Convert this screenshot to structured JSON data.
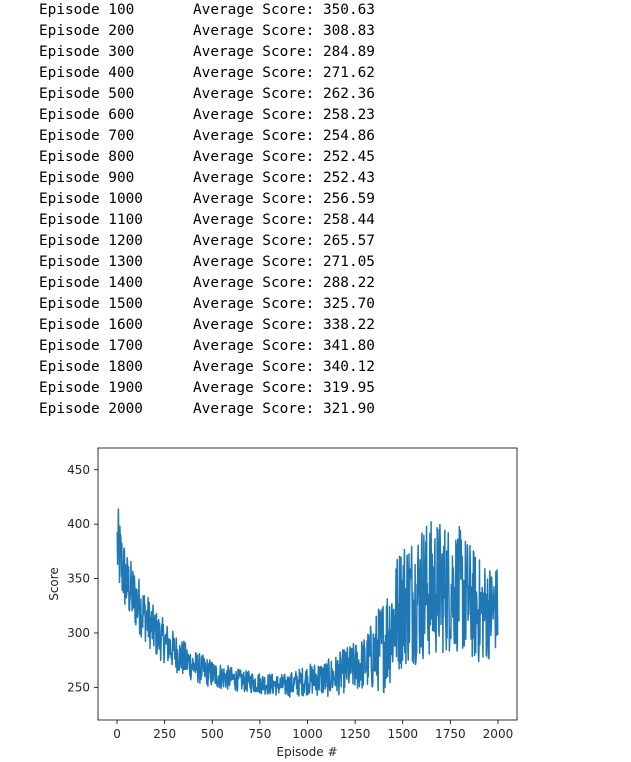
{
  "output_log": [
    {
      "episode_label": "Episode 100",
      "score_label": "Average Score: 350.63"
    },
    {
      "episode_label": "Episode 200",
      "score_label": "Average Score: 308.83"
    },
    {
      "episode_label": "Episode 300",
      "score_label": "Average Score: 284.89"
    },
    {
      "episode_label": "Episode 400",
      "score_label": "Average Score: 271.62"
    },
    {
      "episode_label": "Episode 500",
      "score_label": "Average Score: 262.36"
    },
    {
      "episode_label": "Episode 600",
      "score_label": "Average Score: 258.23"
    },
    {
      "episode_label": "Episode 700",
      "score_label": "Average Score: 254.86"
    },
    {
      "episode_label": "Episode 800",
      "score_label": "Average Score: 252.45"
    },
    {
      "episode_label": "Episode 900",
      "score_label": "Average Score: 252.43"
    },
    {
      "episode_label": "Episode 1000",
      "score_label": "Average Score: 256.59"
    },
    {
      "episode_label": "Episode 1100",
      "score_label": "Average Score: 258.44"
    },
    {
      "episode_label": "Episode 1200",
      "score_label": "Average Score: 265.57"
    },
    {
      "episode_label": "Episode 1300",
      "score_label": "Average Score: 271.05"
    },
    {
      "episode_label": "Episode 1400",
      "score_label": "Average Score: 288.22"
    },
    {
      "episode_label": "Episode 1500",
      "score_label": "Average Score: 325.70"
    },
    {
      "episode_label": "Episode 1600",
      "score_label": "Average Score: 338.22"
    },
    {
      "episode_label": "Episode 1700",
      "score_label": "Average Score: 341.80"
    },
    {
      "episode_label": "Episode 1800",
      "score_label": "Average Score: 340.12"
    },
    {
      "episode_label": "Episode 1900",
      "score_label": "Average Score: 319.95"
    },
    {
      "episode_label": "Episode 2000",
      "score_label": "Average Score: 321.90"
    }
  ],
  "chart_data": {
    "type": "line",
    "title": "",
    "xlabel": "Episode #",
    "ylabel": "Score",
    "xlim": [
      -100,
      2100
    ],
    "ylim": [
      220,
      470
    ],
    "xticks": [
      0,
      250,
      500,
      750,
      1000,
      1250,
      1500,
      1750,
      2000
    ],
    "yticks": [
      250,
      300,
      350,
      400,
      450
    ],
    "grid": false,
    "line_color": "#1f77b4",
    "series": [
      {
        "x": [
          1,
          25,
          50,
          100,
          150,
          200,
          250,
          300,
          350,
          400,
          450,
          500,
          550,
          600,
          650,
          700,
          750,
          800,
          850,
          900,
          950,
          1000,
          1050,
          1100,
          1150,
          1200,
          1250,
          1300,
          1350,
          1400,
          1450,
          1500,
          1550,
          1600,
          1650,
          1700,
          1750,
          1800,
          1850,
          1900,
          1950,
          2000
        ],
        "values": [
          380,
          362,
          345,
          330,
          315,
          300,
          292,
          283,
          276,
          270,
          266,
          262,
          260,
          258,
          256,
          255,
          254,
          253,
          252,
          252,
          254,
          257,
          258,
          258,
          261,
          266,
          269,
          272,
          280,
          290,
          310,
          328,
          332,
          338,
          340,
          342,
          341,
          340,
          330,
          320,
          320,
          322
        ],
        "noise": [
          40,
          35,
          30,
          28,
          24,
          22,
          20,
          18,
          17,
          15,
          14,
          13,
          12,
          11,
          10,
          10,
          10,
          10,
          10,
          11,
          13,
          14,
          16,
          17,
          19,
          21,
          23,
          25,
          35,
          45,
          55,
          60,
          62,
          65,
          65,
          63,
          60,
          58,
          55,
          50,
          45,
          40
        ]
      }
    ]
  }
}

What the task asks = Copy each line above precisely, dropping the pictures.

Result for this task =
Convert this screenshot to structured JSON data.
{
  "output_log": [
    {
      "episode_label": "Episode 100",
      "score_label": "Average Score: 350.63"
    },
    {
      "episode_label": "Episode 200",
      "score_label": "Average Score: 308.83"
    },
    {
      "episode_label": "Episode 300",
      "score_label": "Average Score: 284.89"
    },
    {
      "episode_label": "Episode 400",
      "score_label": "Average Score: 271.62"
    },
    {
      "episode_label": "Episode 500",
      "score_label": "Average Score: 262.36"
    },
    {
      "episode_label": "Episode 600",
      "score_label": "Average Score: 258.23"
    },
    {
      "episode_label": "Episode 700",
      "score_label": "Average Score: 254.86"
    },
    {
      "episode_label": "Episode 800",
      "score_label": "Average Score: 252.45"
    },
    {
      "episode_label": "Episode 900",
      "score_label": "Average Score: 252.43"
    },
    {
      "episode_label": "Episode 1000",
      "score_label": "Average Score: 256.59"
    },
    {
      "episode_label": "Episode 1100",
      "score_label": "Average Score: 258.44"
    },
    {
      "episode_label": "Episode 1200",
      "score_label": "Average Score: 265.57"
    },
    {
      "episode_label": "Episode 1300",
      "score_label": "Average Score: 271.05"
    },
    {
      "episode_label": "Episode 1400",
      "score_label": "Average Score: 288.22"
    },
    {
      "episode_label": "Episode 1500",
      "score_label": "Average Score: 325.70"
    },
    {
      "episode_label": "Episode 1600",
      "score_label": "Average Score: 338.22"
    },
    {
      "episode_label": "Episode 1700",
      "score_label": "Average Score: 341.80"
    },
    {
      "episode_label": "Episode 1800",
      "score_label": "Average Score: 340.12"
    },
    {
      "episode_label": "Episode 1900",
      "score_label": "Average Score: 319.95"
    },
    {
      "episode_label": "Episode 2000",
      "score_label": "Average Score: 321.90"
    }
  ],
  "chart_data": {
    "type": "line",
    "title": "",
    "xlabel": "Episode #",
    "ylabel": "Score",
    "xlim": [
      -100,
      2100
    ],
    "ylim": [
      220,
      470
    ],
    "xticks": [
      0,
      250,
      500,
      750,
      1000,
      1250,
      1500,
      1750,
      2000
    ],
    "yticks": [
      250,
      300,
      350,
      400,
      450
    ],
    "grid": false,
    "line_color": "#1f77b4",
    "series": [
      {
        "x": [
          1,
          25,
          50,
          100,
          150,
          200,
          250,
          300,
          350,
          400,
          450,
          500,
          550,
          600,
          650,
          700,
          750,
          800,
          850,
          900,
          950,
          1000,
          1050,
          1100,
          1150,
          1200,
          1250,
          1300,
          1350,
          1400,
          1450,
          1500,
          1550,
          1600,
          1650,
          1700,
          1750,
          1800,
          1850,
          1900,
          1950,
          2000
        ],
        "values": [
          380,
          362,
          345,
          330,
          315,
          300,
          292,
          283,
          276,
          270,
          266,
          262,
          260,
          258,
          256,
          255,
          254,
          253,
          252,
          252,
          254,
          257,
          258,
          258,
          261,
          266,
          269,
          272,
          280,
          290,
          310,
          328,
          332,
          338,
          340,
          342,
          341,
          340,
          330,
          320,
          320,
          322
        ],
        "noise": [
          40,
          35,
          30,
          28,
          24,
          22,
          20,
          18,
          17,
          15,
          14,
          13,
          12,
          11,
          10,
          10,
          10,
          10,
          10,
          11,
          13,
          14,
          16,
          17,
          19,
          21,
          23,
          25,
          35,
          45,
          55,
          60,
          62,
          65,
          65,
          63,
          60,
          58,
          55,
          50,
          45,
          40
        ]
      }
    ]
  }
}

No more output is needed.